[DATA FOR PROCESSING]
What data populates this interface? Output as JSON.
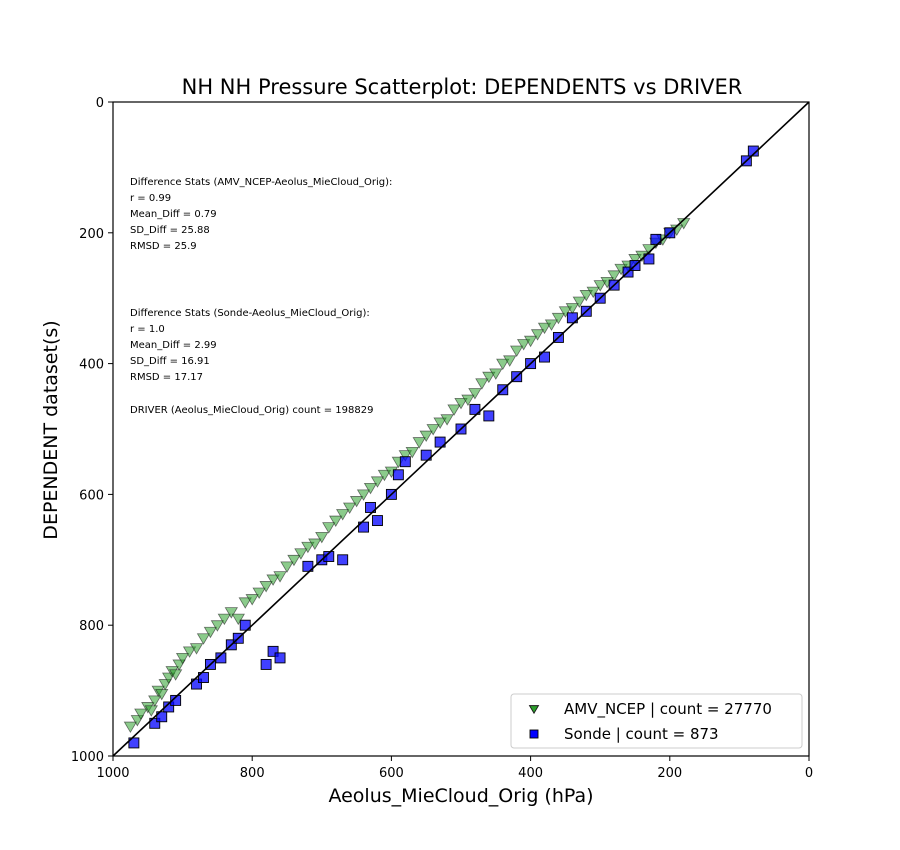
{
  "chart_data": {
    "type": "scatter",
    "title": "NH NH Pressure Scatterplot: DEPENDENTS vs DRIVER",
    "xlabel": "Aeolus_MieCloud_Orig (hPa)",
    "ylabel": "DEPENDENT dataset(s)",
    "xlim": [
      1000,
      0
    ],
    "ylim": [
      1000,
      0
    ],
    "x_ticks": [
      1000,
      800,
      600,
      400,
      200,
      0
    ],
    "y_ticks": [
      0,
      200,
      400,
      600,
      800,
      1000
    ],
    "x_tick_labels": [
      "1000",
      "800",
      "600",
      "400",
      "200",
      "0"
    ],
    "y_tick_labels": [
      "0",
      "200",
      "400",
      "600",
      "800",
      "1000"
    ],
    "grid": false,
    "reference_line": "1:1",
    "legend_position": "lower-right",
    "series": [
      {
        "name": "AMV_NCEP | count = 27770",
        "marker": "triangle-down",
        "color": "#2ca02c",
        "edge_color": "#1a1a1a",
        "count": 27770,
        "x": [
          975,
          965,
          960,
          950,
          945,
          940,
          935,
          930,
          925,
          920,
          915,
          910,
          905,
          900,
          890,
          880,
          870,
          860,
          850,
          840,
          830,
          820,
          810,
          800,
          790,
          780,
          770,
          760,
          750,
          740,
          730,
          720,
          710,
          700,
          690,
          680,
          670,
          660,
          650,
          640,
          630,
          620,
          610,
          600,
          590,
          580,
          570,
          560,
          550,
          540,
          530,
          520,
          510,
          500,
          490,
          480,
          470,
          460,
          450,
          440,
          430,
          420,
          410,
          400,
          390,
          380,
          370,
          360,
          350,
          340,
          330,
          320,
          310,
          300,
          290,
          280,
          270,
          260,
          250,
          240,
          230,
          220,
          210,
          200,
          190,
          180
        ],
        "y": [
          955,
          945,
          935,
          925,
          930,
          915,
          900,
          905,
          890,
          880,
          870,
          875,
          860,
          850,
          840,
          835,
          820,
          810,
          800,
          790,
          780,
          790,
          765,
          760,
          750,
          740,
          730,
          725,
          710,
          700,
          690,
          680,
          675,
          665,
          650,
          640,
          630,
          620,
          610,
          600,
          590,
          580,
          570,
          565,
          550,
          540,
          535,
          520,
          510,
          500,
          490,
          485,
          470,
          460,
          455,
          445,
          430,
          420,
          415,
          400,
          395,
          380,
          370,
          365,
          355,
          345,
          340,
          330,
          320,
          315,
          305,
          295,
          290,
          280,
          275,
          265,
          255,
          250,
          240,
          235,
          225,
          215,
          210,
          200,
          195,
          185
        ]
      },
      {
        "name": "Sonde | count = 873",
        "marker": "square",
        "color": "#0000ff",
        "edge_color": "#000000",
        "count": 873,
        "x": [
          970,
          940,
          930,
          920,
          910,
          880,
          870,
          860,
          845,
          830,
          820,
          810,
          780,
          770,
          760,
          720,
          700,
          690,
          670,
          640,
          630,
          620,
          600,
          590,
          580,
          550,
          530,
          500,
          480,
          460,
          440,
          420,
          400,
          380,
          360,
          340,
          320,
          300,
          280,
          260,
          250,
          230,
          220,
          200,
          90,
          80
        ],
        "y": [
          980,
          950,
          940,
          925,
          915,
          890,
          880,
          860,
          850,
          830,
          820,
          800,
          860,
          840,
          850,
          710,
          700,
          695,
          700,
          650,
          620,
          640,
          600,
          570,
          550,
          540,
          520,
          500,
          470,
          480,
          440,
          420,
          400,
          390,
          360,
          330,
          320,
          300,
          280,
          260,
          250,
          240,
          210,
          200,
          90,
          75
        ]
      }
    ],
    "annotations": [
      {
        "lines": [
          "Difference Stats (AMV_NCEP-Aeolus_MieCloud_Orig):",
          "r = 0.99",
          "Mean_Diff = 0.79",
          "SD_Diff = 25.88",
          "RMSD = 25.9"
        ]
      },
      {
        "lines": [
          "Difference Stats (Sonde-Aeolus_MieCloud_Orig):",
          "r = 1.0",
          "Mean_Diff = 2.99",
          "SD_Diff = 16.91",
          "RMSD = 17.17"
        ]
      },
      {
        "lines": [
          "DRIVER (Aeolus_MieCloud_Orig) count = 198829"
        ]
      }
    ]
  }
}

[REQUEST]
All the lines above are to be given again exactly as they read, with the pictures removed.

[ANSWER TO THIS TASK]
What data populates this interface? Output as JSON.
{
  "chart_data": {
    "type": "scatter",
    "title": "NH NH Pressure Scatterplot: DEPENDENTS vs DRIVER",
    "xlabel": "Aeolus_MieCloud_Orig (hPa)",
    "ylabel": "DEPENDENT dataset(s)",
    "xlim": [
      1000,
      0
    ],
    "ylim": [
      1000,
      0
    ],
    "x_ticks": [
      1000,
      800,
      600,
      400,
      200,
      0
    ],
    "y_ticks": [
      0,
      200,
      400,
      600,
      800,
      1000
    ],
    "x_tick_labels": [
      "1000",
      "800",
      "600",
      "400",
      "200",
      "0"
    ],
    "y_tick_labels": [
      "0",
      "200",
      "400",
      "600",
      "800",
      "1000"
    ],
    "grid": false,
    "reference_line": "1:1",
    "legend_position": "lower-right",
    "series": [
      {
        "name": "AMV_NCEP | count = 27770",
        "marker": "triangle-down",
        "color": "#2ca02c",
        "edge_color": "#1a1a1a",
        "count": 27770,
        "x": [
          975,
          965,
          960,
          950,
          945,
          940,
          935,
          930,
          925,
          920,
          915,
          910,
          905,
          900,
          890,
          880,
          870,
          860,
          850,
          840,
          830,
          820,
          810,
          800,
          790,
          780,
          770,
          760,
          750,
          740,
          730,
          720,
          710,
          700,
          690,
          680,
          670,
          660,
          650,
          640,
          630,
          620,
          610,
          600,
          590,
          580,
          570,
          560,
          550,
          540,
          530,
          520,
          510,
          500,
          490,
          480,
          470,
          460,
          450,
          440,
          430,
          420,
          410,
          400,
          390,
          380,
          370,
          360,
          350,
          340,
          330,
          320,
          310,
          300,
          290,
          280,
          270,
          260,
          250,
          240,
          230,
          220,
          210,
          200,
          190,
          180
        ],
        "y": [
          955,
          945,
          935,
          925,
          930,
          915,
          900,
          905,
          890,
          880,
          870,
          875,
          860,
          850,
          840,
          835,
          820,
          810,
          800,
          790,
          780,
          790,
          765,
          760,
          750,
          740,
          730,
          725,
          710,
          700,
          690,
          680,
          675,
          665,
          650,
          640,
          630,
          620,
          610,
          600,
          590,
          580,
          570,
          565,
          550,
          540,
          535,
          520,
          510,
          500,
          490,
          485,
          470,
          460,
          455,
          445,
          430,
          420,
          415,
          400,
          395,
          380,
          370,
          365,
          355,
          345,
          340,
          330,
          320,
          315,
          305,
          295,
          290,
          280,
          275,
          265,
          255,
          250,
          240,
          235,
          225,
          215,
          210,
          200,
          195,
          185
        ]
      },
      {
        "name": "Sonde | count = 873",
        "marker": "square",
        "color": "#0000ff",
        "edge_color": "#000000",
        "count": 873,
        "x": [
          970,
          940,
          930,
          920,
          910,
          880,
          870,
          860,
          845,
          830,
          820,
          810,
          780,
          770,
          760,
          720,
          700,
          690,
          670,
          640,
          630,
          620,
          600,
          590,
          580,
          550,
          530,
          500,
          480,
          460,
          440,
          420,
          400,
          380,
          360,
          340,
          320,
          300,
          280,
          260,
          250,
          230,
          220,
          200,
          90,
          80
        ],
        "y": [
          980,
          950,
          940,
          925,
          915,
          890,
          880,
          860,
          850,
          830,
          820,
          800,
          860,
          840,
          850,
          710,
          700,
          695,
          700,
          650,
          620,
          640,
          600,
          570,
          550,
          540,
          520,
          500,
          470,
          480,
          440,
          420,
          400,
          390,
          360,
          330,
          320,
          300,
          280,
          260,
          250,
          240,
          210,
          200,
          90,
          75
        ]
      }
    ],
    "annotations": [
      {
        "lines": [
          "Difference Stats (AMV_NCEP-Aeolus_MieCloud_Orig):",
          "r = 0.99",
          "Mean_Diff = 0.79",
          "SD_Diff = 25.88",
          "RMSD = 25.9"
        ]
      },
      {
        "lines": [
          "Difference Stats (Sonde-Aeolus_MieCloud_Orig):",
          "r = 1.0",
          "Mean_Diff = 2.99",
          "SD_Diff = 16.91",
          "RMSD = 17.17"
        ]
      },
      {
        "lines": [
          "DRIVER (Aeolus_MieCloud_Orig) count = 198829"
        ]
      }
    ]
  }
}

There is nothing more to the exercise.